A block of data
========================================================================

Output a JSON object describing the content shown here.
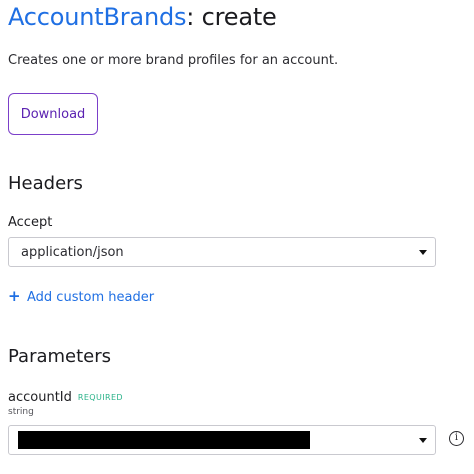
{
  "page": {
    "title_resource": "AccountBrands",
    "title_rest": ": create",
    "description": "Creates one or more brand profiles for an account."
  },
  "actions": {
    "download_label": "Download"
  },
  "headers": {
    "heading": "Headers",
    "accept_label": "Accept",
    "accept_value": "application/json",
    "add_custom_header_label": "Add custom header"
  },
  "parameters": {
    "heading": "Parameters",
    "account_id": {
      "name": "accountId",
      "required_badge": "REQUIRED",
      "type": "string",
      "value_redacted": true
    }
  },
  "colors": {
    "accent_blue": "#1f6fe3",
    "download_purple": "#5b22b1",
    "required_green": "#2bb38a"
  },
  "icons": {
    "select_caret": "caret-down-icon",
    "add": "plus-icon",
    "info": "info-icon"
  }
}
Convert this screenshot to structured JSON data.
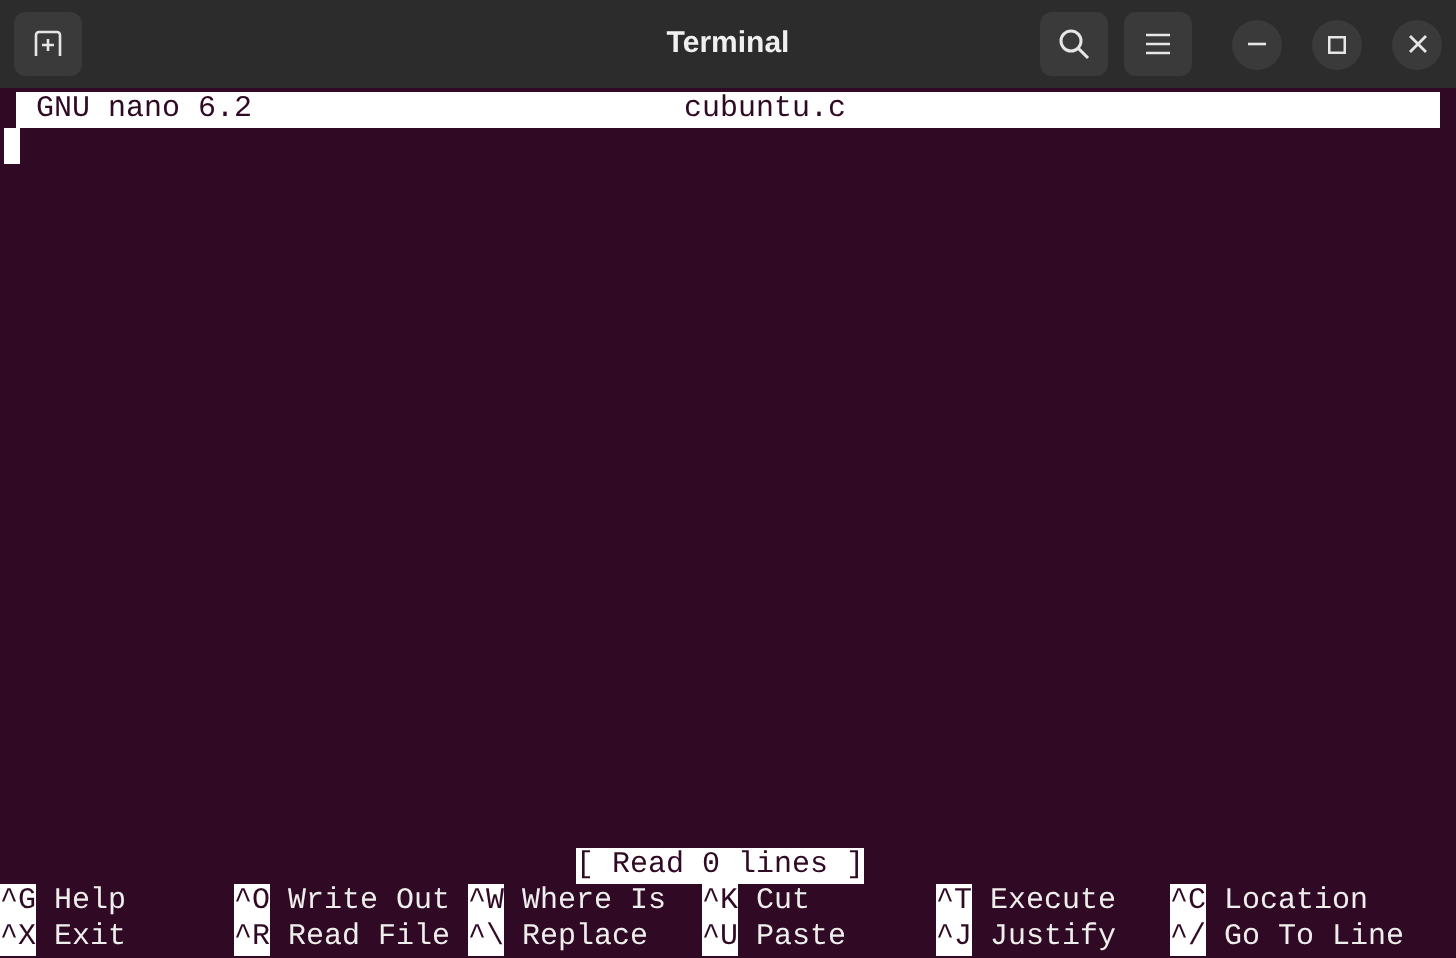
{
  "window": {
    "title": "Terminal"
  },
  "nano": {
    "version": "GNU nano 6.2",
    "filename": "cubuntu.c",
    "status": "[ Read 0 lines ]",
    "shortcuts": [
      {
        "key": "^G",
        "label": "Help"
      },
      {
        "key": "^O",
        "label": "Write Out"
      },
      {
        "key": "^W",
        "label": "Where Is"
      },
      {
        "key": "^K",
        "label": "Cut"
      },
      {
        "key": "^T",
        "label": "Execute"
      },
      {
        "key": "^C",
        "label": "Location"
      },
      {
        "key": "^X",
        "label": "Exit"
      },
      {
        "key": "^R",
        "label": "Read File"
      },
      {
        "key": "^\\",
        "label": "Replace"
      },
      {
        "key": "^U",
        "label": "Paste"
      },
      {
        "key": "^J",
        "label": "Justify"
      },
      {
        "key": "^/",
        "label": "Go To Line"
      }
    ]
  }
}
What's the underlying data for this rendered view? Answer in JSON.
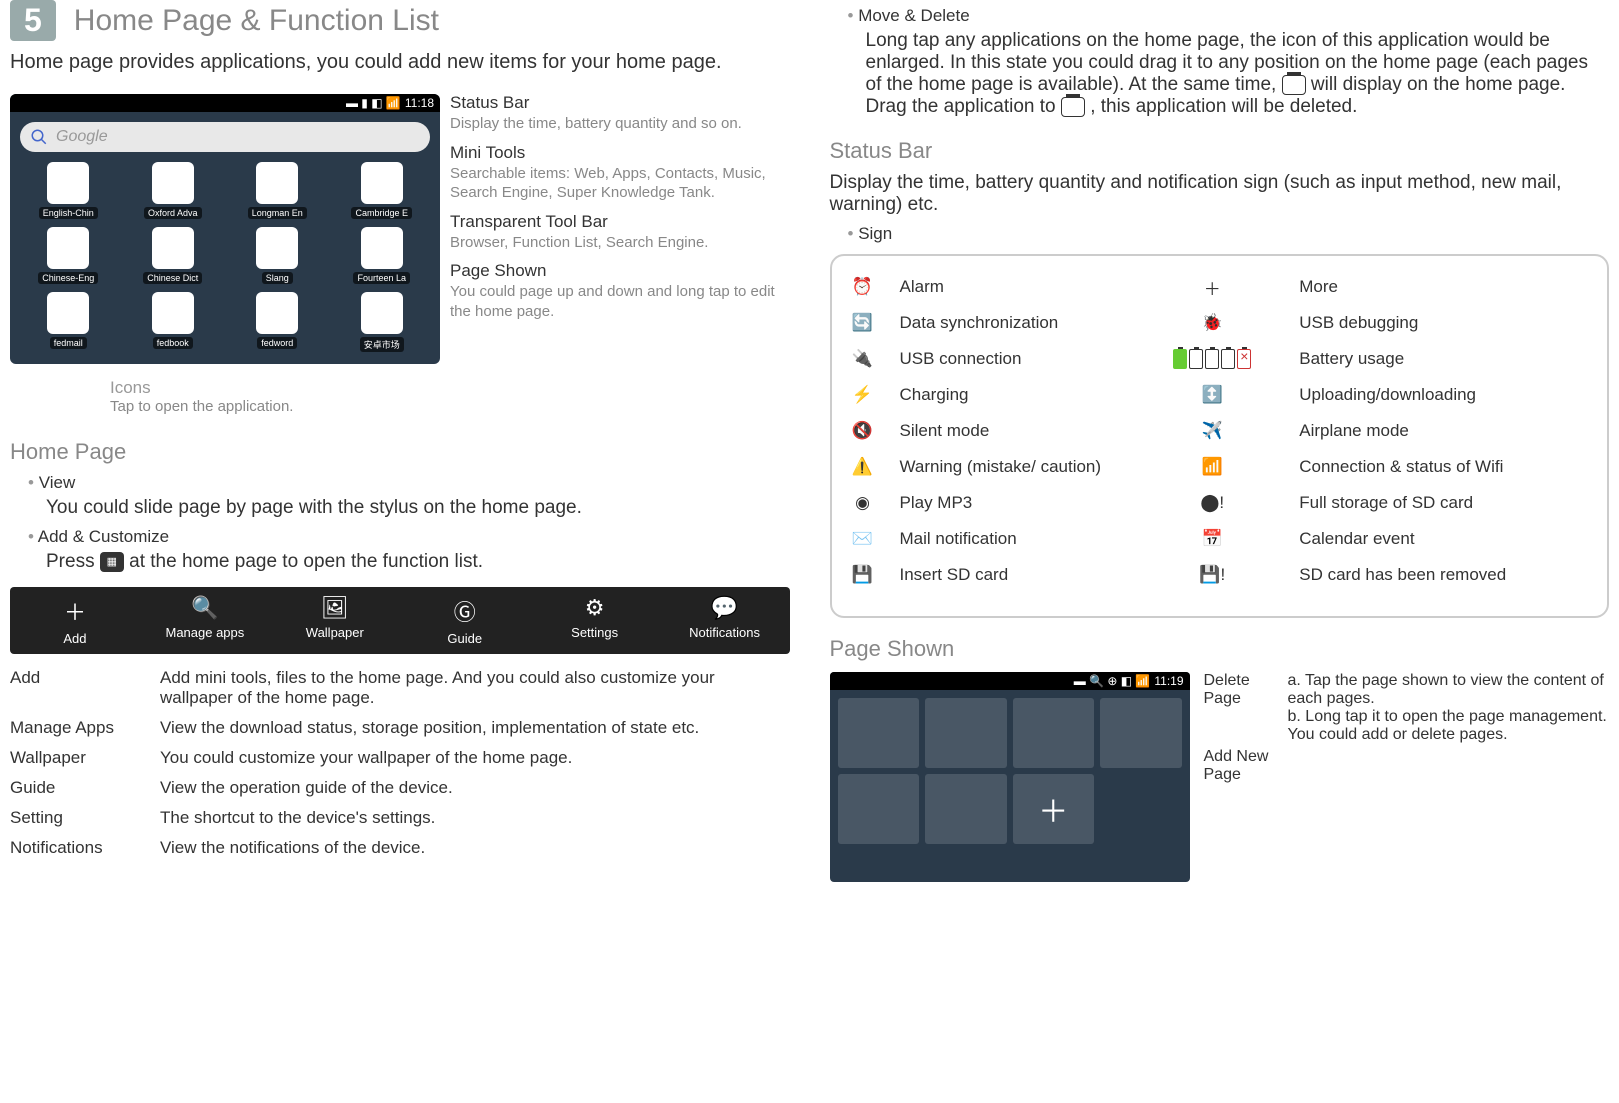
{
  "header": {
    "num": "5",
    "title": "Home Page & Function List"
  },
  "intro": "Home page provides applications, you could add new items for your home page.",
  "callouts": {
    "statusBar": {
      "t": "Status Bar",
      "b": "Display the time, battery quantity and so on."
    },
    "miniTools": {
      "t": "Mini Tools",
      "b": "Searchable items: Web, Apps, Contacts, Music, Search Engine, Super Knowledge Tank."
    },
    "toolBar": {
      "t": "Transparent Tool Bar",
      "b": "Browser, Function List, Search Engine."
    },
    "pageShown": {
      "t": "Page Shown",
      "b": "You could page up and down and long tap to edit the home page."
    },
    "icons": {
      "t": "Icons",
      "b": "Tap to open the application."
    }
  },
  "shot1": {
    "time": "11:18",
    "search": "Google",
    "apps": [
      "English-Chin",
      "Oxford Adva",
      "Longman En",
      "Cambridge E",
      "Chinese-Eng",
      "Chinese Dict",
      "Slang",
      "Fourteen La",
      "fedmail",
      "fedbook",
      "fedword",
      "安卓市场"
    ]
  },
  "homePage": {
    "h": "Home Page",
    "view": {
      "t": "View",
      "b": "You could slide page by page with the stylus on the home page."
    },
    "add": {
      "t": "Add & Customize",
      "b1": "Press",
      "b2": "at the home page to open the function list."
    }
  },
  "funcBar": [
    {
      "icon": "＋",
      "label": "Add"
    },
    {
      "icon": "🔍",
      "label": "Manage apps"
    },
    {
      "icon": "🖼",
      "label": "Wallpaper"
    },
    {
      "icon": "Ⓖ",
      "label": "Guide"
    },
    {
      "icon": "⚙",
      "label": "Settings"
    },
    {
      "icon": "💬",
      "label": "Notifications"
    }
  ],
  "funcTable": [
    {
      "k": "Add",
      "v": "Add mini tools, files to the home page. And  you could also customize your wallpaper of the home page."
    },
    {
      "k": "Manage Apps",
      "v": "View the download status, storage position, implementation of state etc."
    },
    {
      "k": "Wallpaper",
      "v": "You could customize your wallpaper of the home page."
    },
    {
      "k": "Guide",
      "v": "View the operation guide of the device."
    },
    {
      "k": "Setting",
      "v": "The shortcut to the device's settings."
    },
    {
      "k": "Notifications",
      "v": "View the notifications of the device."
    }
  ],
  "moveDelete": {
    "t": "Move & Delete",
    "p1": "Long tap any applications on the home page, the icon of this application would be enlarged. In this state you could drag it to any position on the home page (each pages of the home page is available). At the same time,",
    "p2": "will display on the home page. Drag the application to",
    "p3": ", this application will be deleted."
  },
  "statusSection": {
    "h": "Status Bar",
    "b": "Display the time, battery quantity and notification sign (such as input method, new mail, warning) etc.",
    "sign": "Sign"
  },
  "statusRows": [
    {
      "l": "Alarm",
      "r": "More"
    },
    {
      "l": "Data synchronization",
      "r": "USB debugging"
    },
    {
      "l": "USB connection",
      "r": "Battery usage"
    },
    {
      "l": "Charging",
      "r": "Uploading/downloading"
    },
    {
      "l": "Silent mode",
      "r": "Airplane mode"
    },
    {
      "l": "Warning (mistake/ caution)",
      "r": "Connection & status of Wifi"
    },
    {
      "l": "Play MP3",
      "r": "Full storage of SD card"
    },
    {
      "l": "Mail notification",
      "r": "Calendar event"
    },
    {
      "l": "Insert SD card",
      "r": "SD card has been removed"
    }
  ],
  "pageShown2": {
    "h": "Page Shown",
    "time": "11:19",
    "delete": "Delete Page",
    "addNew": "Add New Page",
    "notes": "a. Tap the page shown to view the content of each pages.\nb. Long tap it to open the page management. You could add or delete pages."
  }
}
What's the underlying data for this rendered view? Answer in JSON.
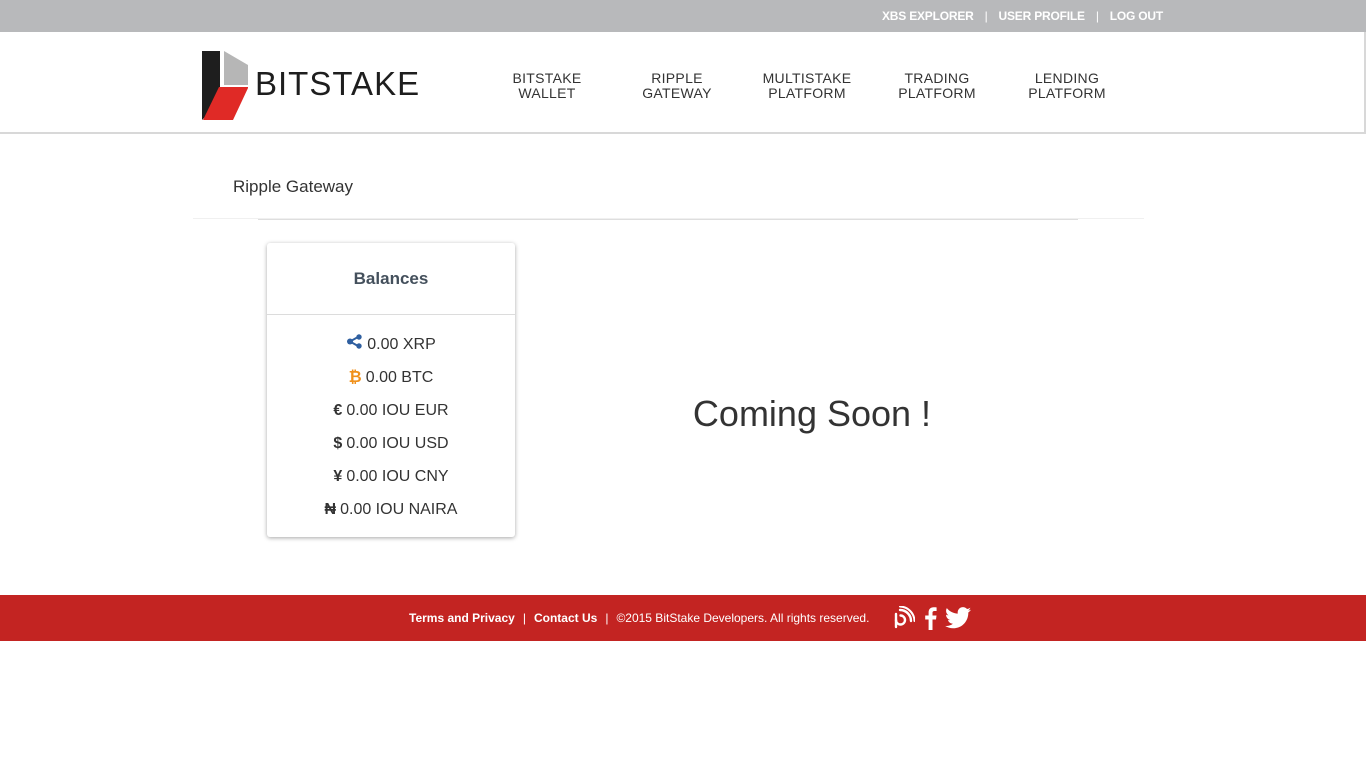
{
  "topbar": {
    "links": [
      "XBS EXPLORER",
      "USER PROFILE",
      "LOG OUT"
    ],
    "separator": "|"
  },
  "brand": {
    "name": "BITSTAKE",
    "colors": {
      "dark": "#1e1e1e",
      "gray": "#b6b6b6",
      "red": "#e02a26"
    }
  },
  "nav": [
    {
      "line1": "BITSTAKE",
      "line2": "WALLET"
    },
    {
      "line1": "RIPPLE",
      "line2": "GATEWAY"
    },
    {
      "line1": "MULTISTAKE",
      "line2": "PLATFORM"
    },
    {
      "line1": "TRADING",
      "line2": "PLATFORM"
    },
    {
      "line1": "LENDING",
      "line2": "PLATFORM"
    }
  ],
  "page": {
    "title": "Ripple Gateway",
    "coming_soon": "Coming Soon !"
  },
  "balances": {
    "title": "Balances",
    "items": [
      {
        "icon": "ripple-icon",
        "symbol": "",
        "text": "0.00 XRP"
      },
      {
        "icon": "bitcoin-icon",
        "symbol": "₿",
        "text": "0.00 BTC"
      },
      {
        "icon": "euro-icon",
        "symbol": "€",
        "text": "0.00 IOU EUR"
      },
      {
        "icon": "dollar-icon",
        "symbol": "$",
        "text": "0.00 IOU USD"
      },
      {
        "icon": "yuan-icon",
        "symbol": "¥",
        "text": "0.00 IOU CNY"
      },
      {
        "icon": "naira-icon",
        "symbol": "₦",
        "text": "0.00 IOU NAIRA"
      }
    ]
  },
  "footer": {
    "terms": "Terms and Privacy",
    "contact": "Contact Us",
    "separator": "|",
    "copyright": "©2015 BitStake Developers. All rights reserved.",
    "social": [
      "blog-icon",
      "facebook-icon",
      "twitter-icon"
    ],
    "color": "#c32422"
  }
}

========================================================================

OBJECTIVE:
Copy every record character for character. Skip the pictures.

CORRECT OUTPUT:
Output a JSON object describing the content shown here.
{
  "page": {
    "title_resource": "AccountBrands",
    "title_rest": ": create",
    "description": "Creates one or more brand profiles for an account."
  },
  "actions": {
    "download_label": "Download"
  },
  "headers": {
    "heading": "Headers",
    "accept_label": "Accept",
    "accept_value": "application/json",
    "add_custom_header_label": "Add custom header"
  },
  "parameters": {
    "heading": "Parameters",
    "account_id": {
      "name": "accountId",
      "required_badge": "REQUIRED",
      "type": "string",
      "value_redacted": true
    }
  },
  "colors": {
    "accent_blue": "#1f6fe3",
    "download_purple": "#5b22b1",
    "required_green": "#2bb38a"
  },
  "icons": {
    "select_caret": "caret-down-icon",
    "add": "plus-icon",
    "info": "info-icon"
  }
}
Convert this screenshot to structured JSON data.
{
  "window": {
    "title": "Terminal"
  },
  "nano": {
    "version": "GNU nano 6.2",
    "filename": "cubuntu.c",
    "status": "[ Read 0 lines ]",
    "shortcuts": [
      {
        "key": "^G",
        "label": "Help"
      },
      {
        "key": "^O",
        "label": "Write Out"
      },
      {
        "key": "^W",
        "label": "Where Is"
      },
      {
        "key": "^K",
        "label": "Cut"
      },
      {
        "key": "^T",
        "label": "Execute"
      },
      {
        "key": "^C",
        "label": "Location"
      },
      {
        "key": "^X",
        "label": "Exit"
      },
      {
        "key": "^R",
        "label": "Read File"
      },
      {
        "key": "^\\",
        "label": "Replace"
      },
      {
        "key": "^U",
        "label": "Paste"
      },
      {
        "key": "^J",
        "label": "Justify"
      },
      {
        "key": "^/",
        "label": "Go To Line"
      }
    ]
  }
}
What's the underlying data for this rendered view? Answer in JSON.
{
  "header": {
    "num": "5",
    "title": "Home Page & Function List"
  },
  "intro": "Home page provides applications, you could add new items for your home page.",
  "callouts": {
    "statusBar": {
      "t": "Status Bar",
      "b": "Display the time, battery quantity and so on."
    },
    "miniTools": {
      "t": "Mini Tools",
      "b": "Searchable items: Web, Apps, Contacts, Music, Search Engine, Super Knowledge Tank."
    },
    "toolBar": {
      "t": "Transparent Tool Bar",
      "b": "Browser, Function List, Search Engine."
    },
    "pageShown": {
      "t": "Page Shown",
      "b": "You could page up and down and long tap to edit the home page."
    },
    "icons": {
      "t": "Icons",
      "b": "Tap to open the application."
    }
  },
  "shot1": {
    "time": "11:18",
    "search": "Google",
    "apps": [
      "English-Chin",
      "Oxford Adva",
      "Longman En",
      "Cambridge E",
      "Chinese-Eng",
      "Chinese Dict",
      "Slang",
      "Fourteen La",
      "fedmail",
      "fedbook",
      "fedword",
      "安卓市场"
    ]
  },
  "homePage": {
    "h": "Home Page",
    "view": {
      "t": "View",
      "b": "You could slide page by page with the stylus on the home page."
    },
    "add": {
      "t": "Add & Customize",
      "b1": "Press",
      "b2": "at the home page to open the function list."
    }
  },
  "funcBar": [
    {
      "icon": "＋",
      "label": "Add"
    },
    {
      "icon": "🔍",
      "label": "Manage apps"
    },
    {
      "icon": "🖼",
      "label": "Wallpaper"
    },
    {
      "icon": "Ⓖ",
      "label": "Guide"
    },
    {
      "icon": "⚙",
      "label": "Settings"
    },
    {
      "icon": "💬",
      "label": "Notifications"
    }
  ],
  "funcTable": [
    {
      "k": "Add",
      "v": "Add mini tools, files to the home page. And  you could also customize your wallpaper of the home page."
    },
    {
      "k": "Manage Apps",
      "v": "View the download status, storage position, implementation of state etc."
    },
    {
      "k": "Wallpaper",
      "v": "You could customize your wallpaper of the home page."
    },
    {
      "k": "Guide",
      "v": "View the operation guide of the device."
    },
    {
      "k": "Setting",
      "v": "The shortcut to the device's settings."
    },
    {
      "k": "Notifications",
      "v": "View the notifications of the device."
    }
  ],
  "moveDelete": {
    "t": "Move & Delete",
    "p1": "Long tap any applications on the home page, the icon of this application would be enlarged. In this state you could drag it to any position on the home page (each pages of the home page is available). At the same time,",
    "p2": "will display on the home page. Drag the application to",
    "p3": ", this application will be deleted."
  },
  "statusSection": {
    "h": "Status Bar",
    "b": "Display the time, battery quantity and notification sign (such as input method, new mail, warning) etc.",
    "sign": "Sign"
  },
  "statusRows": [
    {
      "l": "Alarm",
      "r": "More"
    },
    {
      "l": "Data synchronization",
      "r": "USB debugging"
    },
    {
      "l": "USB connection",
      "r": "Battery usage"
    },
    {
      "l": "Charging",
      "r": "Uploading/downloading"
    },
    {
      "l": "Silent mode",
      "r": "Airplane mode"
    },
    {
      "l": "Warning (mistake/ caution)",
      "r": "Connection & status of Wifi"
    },
    {
      "l": "Play MP3",
      "r": "Full storage of SD card"
    },
    {
      "l": "Mail notification",
      "r": "Calendar event"
    },
    {
      "l": "Insert SD card",
      "r": "SD card has been removed"
    }
  ],
  "pageShown2": {
    "h": "Page Shown",
    "time": "11:19",
    "delete": "Delete Page",
    "addNew": "Add New Page",
    "notes": "a. Tap the page shown to view the content of each pages.\nb. Long tap it to open the page management. You could add or delete pages."
  }
}
What's the underlying data for this rendered view? Answer in JSON.
{
  "topbar": {
    "links": [
      "XBS EXPLORER",
      "USER PROFILE",
      "LOG OUT"
    ],
    "separator": "|"
  },
  "brand": {
    "name": "BITSTAKE",
    "colors": {
      "dark": "#1e1e1e",
      "gray": "#b6b6b6",
      "red": "#e02a26"
    }
  },
  "nav": [
    {
      "line1": "BITSTAKE",
      "line2": "WALLET"
    },
    {
      "line1": "RIPPLE",
      "line2": "GATEWAY"
    },
    {
      "line1": "MULTISTAKE",
      "line2": "PLATFORM"
    },
    {
      "line1": "TRADING",
      "line2": "PLATFORM"
    },
    {
      "line1": "LENDING",
      "line2": "PLATFORM"
    }
  ],
  "page": {
    "title": "Ripple Gateway",
    "coming_soon": "Coming Soon !"
  },
  "balances": {
    "title": "Balances",
    "items": [
      {
        "icon": "ripple-icon",
        "symbol": "",
        "text": "0.00 XRP"
      },
      {
        "icon": "bitcoin-icon",
        "symbol": "₿",
        "text": "0.00 BTC"
      },
      {
        "icon": "euro-icon",
        "symbol": "€",
        "text": "0.00 IOU EUR"
      },
      {
        "icon": "dollar-icon",
        "symbol": "$",
        "text": "0.00 IOU USD"
      },
      {
        "icon": "yuan-icon",
        "symbol": "¥",
        "text": "0.00 IOU CNY"
      },
      {
        "icon": "naira-icon",
        "symbol": "₦",
        "text": "0.00 IOU NAIRA"
      }
    ]
  },
  "footer": {
    "terms": "Terms and Privacy",
    "contact": "Contact Us",
    "separator": "|",
    "copyright": "©2015 BitStake Developers. All rights reserved.",
    "social": [
      "blog-icon",
      "facebook-icon",
      "twitter-icon"
    ],
    "color": "#c32422"
  }
}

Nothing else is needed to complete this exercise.